How to complete this task ▸
Search the records for the string "Medicine" and return each line that has it.

Information provided ▸

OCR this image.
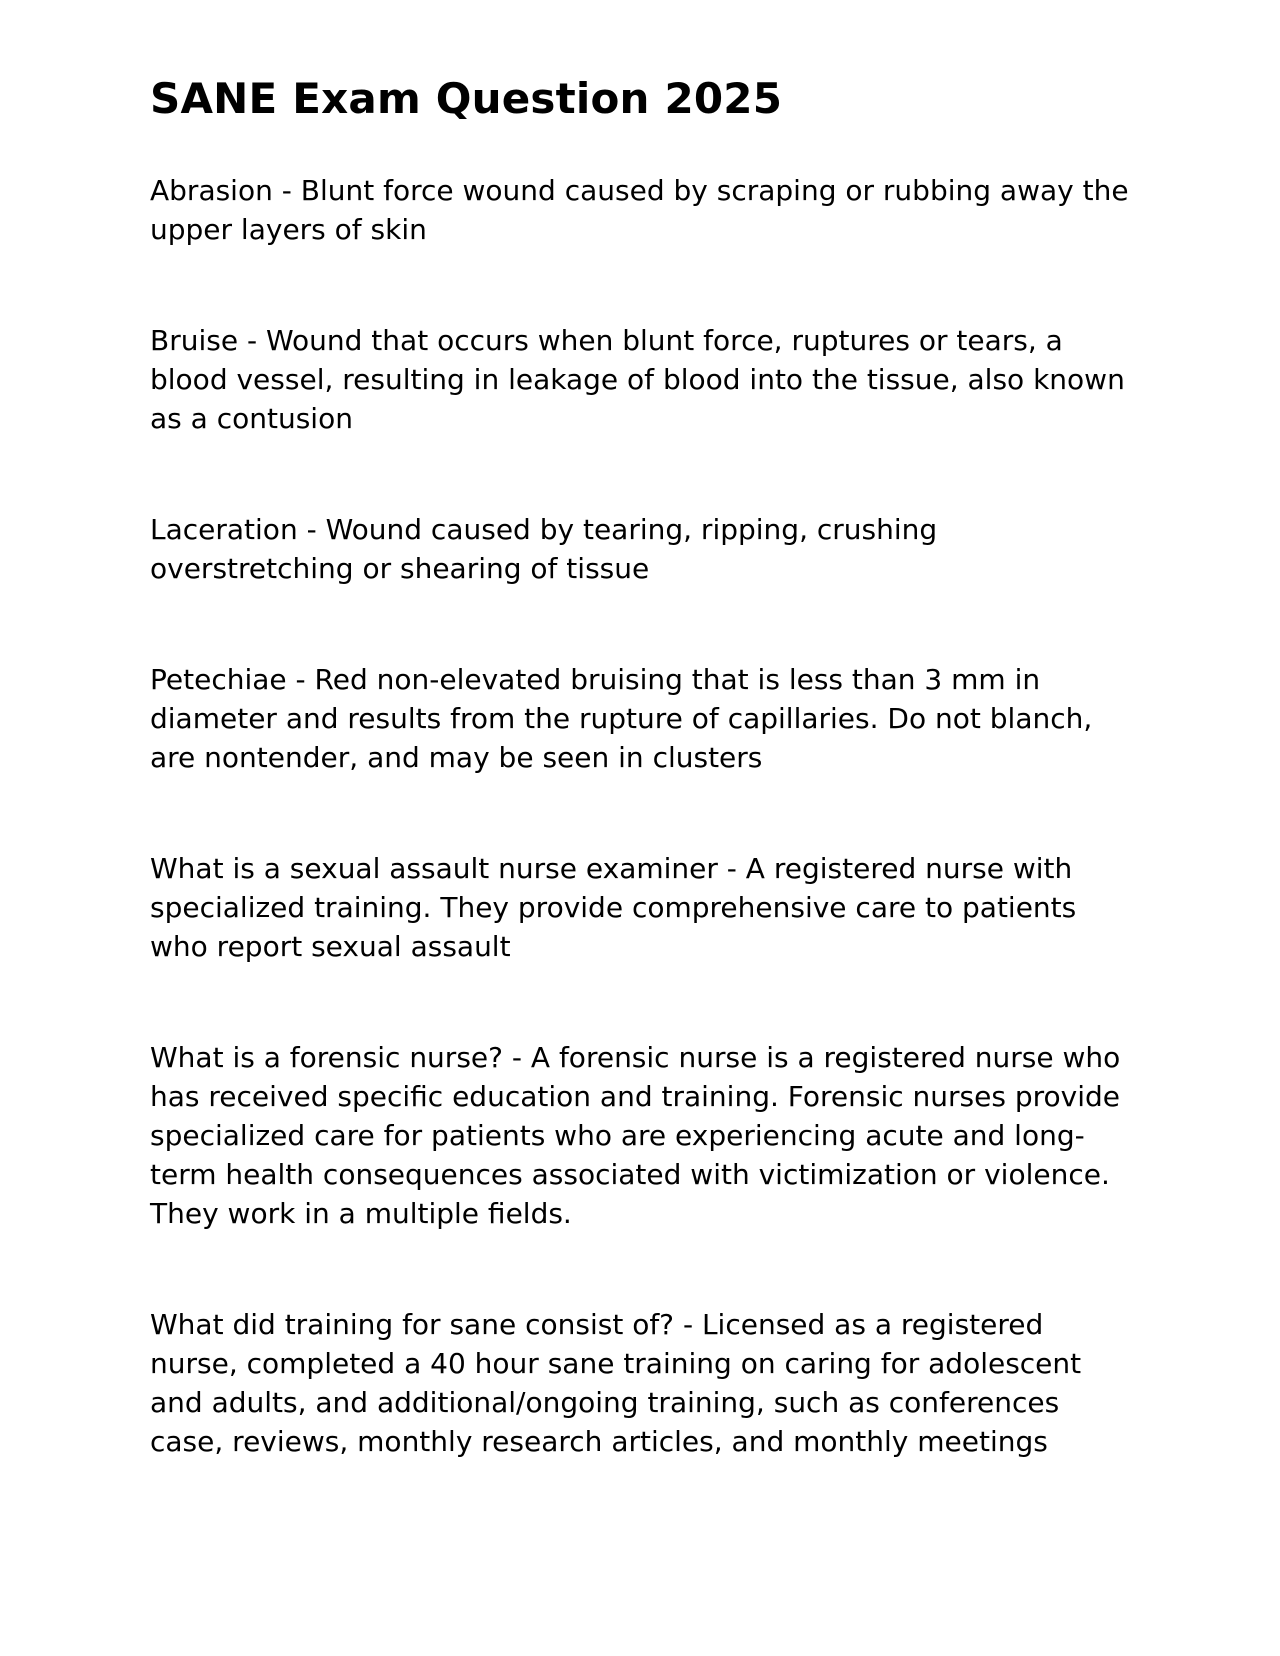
SANE Exam Question 2025

Abrasion - Blunt force wound caused by scraping or rubbing away the upper layers of skin

Bruise - Wound that occurs when blunt force, ruptures or tears, a blood vessel, resulting in leakage of blood into the tissue, also known as a contusion

Laceration - Wound caused by tearing, ripping, crushing overstretching or shearing of tissue

Petechiae - Red non-elevated bruising that is less than 3 mm in diameter and results from the rupture of capillaries. Do not blanch, are nontender, and may be seen in clusters

What is a sexual assault nurse examiner - A registered nurse with specialized training. They provide comprehensive care to patients who report sexual assault

What is a forensic nurse? - A forensic nurse is a registered nurse who has received specific education and training. Forensic nurses provide specialized care for patients who are experiencing acute and long-term health consequences associated with victimization or violence. They work in a multiple fields.

What did training for sane consist of? - Licensed as a registered nurse, completed a 40 hour sane training on caring for adolescent and adults, and additional/ongoing training, such as conferences case, reviews, monthly research articles, and monthly meetings
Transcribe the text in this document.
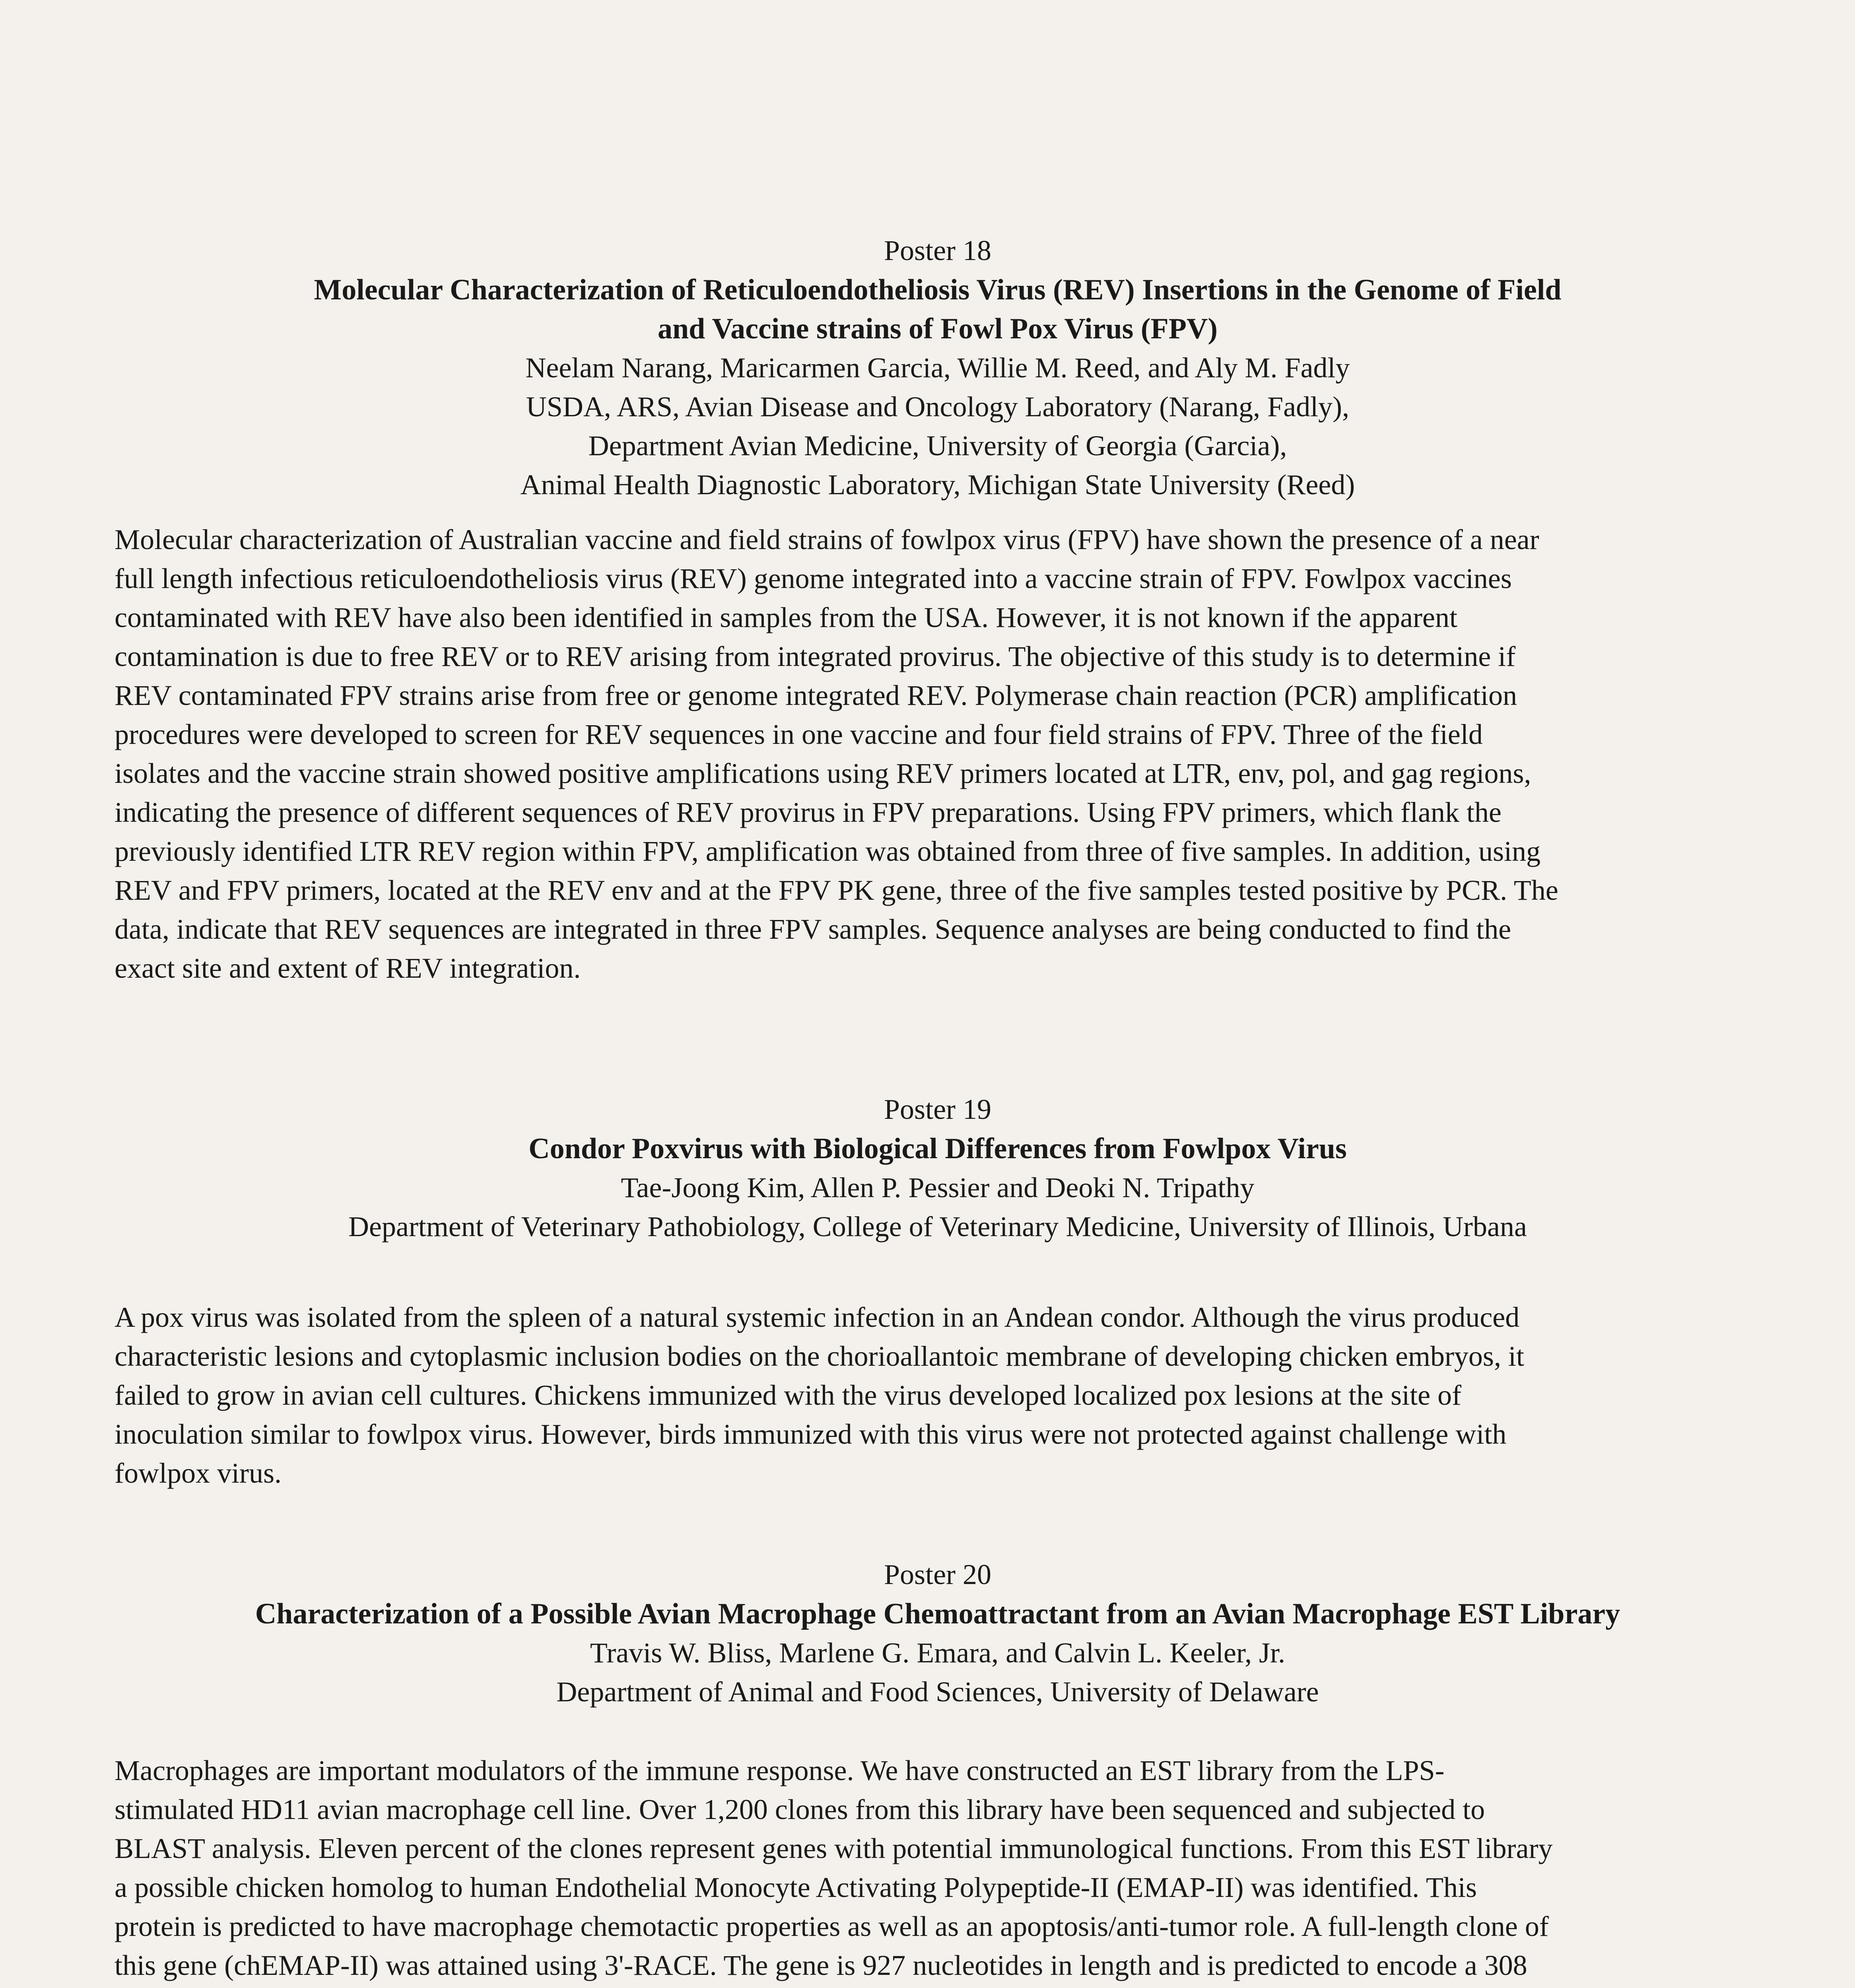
Poster 18
Molecular Characterization of Reticuloendotheliosis Virus (REV) Insertions in the Genome of Field
and Vaccine strains of Fowl Pox Virus (FPV)
Neelam Narang, Maricarmen Garcia, Willie M. Reed, and Aly M. Fadly
USDA, ARS, Avian Disease and Oncology Laboratory (Narang, Fadly),
Department Avian Medicine, University of Georgia (Garcia),
Animal Health Diagnostic Laboratory, Michigan State University (Reed)
Molecular characterization of Australian vaccine and field strains of fowlpox virus (FPV) have shown the presence of a near
full length infectious reticuloendotheliosis virus (REV) genome integrated into a vaccine strain of FPV. Fowlpox vaccines
contaminated with REV have also been identified in samples from the USA. However, it is not known if the apparent
contamination is due to free REV or to REV arising from integrated provirus. The objective of this study is to determine if
REV contaminated FPV strains arise from free or genome integrated REV. Polymerase chain reaction (PCR) amplification
procedures were developed to screen for REV sequences in one vaccine and four field strains of FPV. Three of the field
isolates and the vaccine strain showed positive amplifications using REV primers located at LTR, env, pol, and gag regions,
indicating the presence of different sequences of REV provirus in FPV preparations. Using FPV primers, which flank the
previously identified LTR REV region within FPV, amplification was obtained from three of five samples. In addition, using
REV and FPV primers, located at the REV env and at the FPV PK gene, three of the five samples tested positive by PCR. The
data, indicate that REV sequences are integrated in three FPV samples. Sequence analyses are being conducted to find the
exact site and extent of REV integration.
Poster 19
Condor Poxvirus with Biological Differences from Fowlpox Virus
Tae-Joong Kim, Allen P. Pessier and Deoki N. Tripathy
Department of Veterinary Pathobiology, College of Veterinary Medicine, University of Illinois, Urbana
A pox virus was isolated from the spleen of a natural systemic infection in an Andean condor. Although the virus produced
characteristic lesions and cytoplasmic inclusion bodies on the chorioallantoic membrane of developing chicken embryos, it
failed to grow in avian cell cultures. Chickens immunized with the virus developed localized pox lesions at the site of
inoculation similar to fowlpox virus. However, birds immunized with this virus were not protected against challenge with
fowlpox virus.
Poster 20
Characterization of a Possible Avian Macrophage Chemoattractant from an Avian Macrophage EST Library
Travis W. Bliss, Marlene G. Emara, and Calvin L. Keeler, Jr.
Department of Animal and Food Sciences, University of Delaware
Macrophages are important modulators of the immune response. We have constructed an EST library from the LPS-
stimulated HD11 avian macrophage cell line. Over 1,200 clones from this library have been sequenced and subjected to
BLAST analysis. Eleven percent of the clones represent genes with potential immunological functions. From this EST library
a possible chicken homolog to human Endothelial Monocyte Activating Polypeptide-II (EMAP-II) was identified. This
protein is predicted to have macrophage chemotactic properties as well as an apoptosis/anti-tumor role. A full-length clone of
this gene (chEMAP-II) was attained using 3'-RACE. The gene is 927 nucleotides in length and is predicted to encode a 308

Finished task ▸
Department Avian Medicine, University of Georgia (Garcia),
Department of Veterinary Pathobiology, College of Veterinary Medicine, University of Illinois, Urbana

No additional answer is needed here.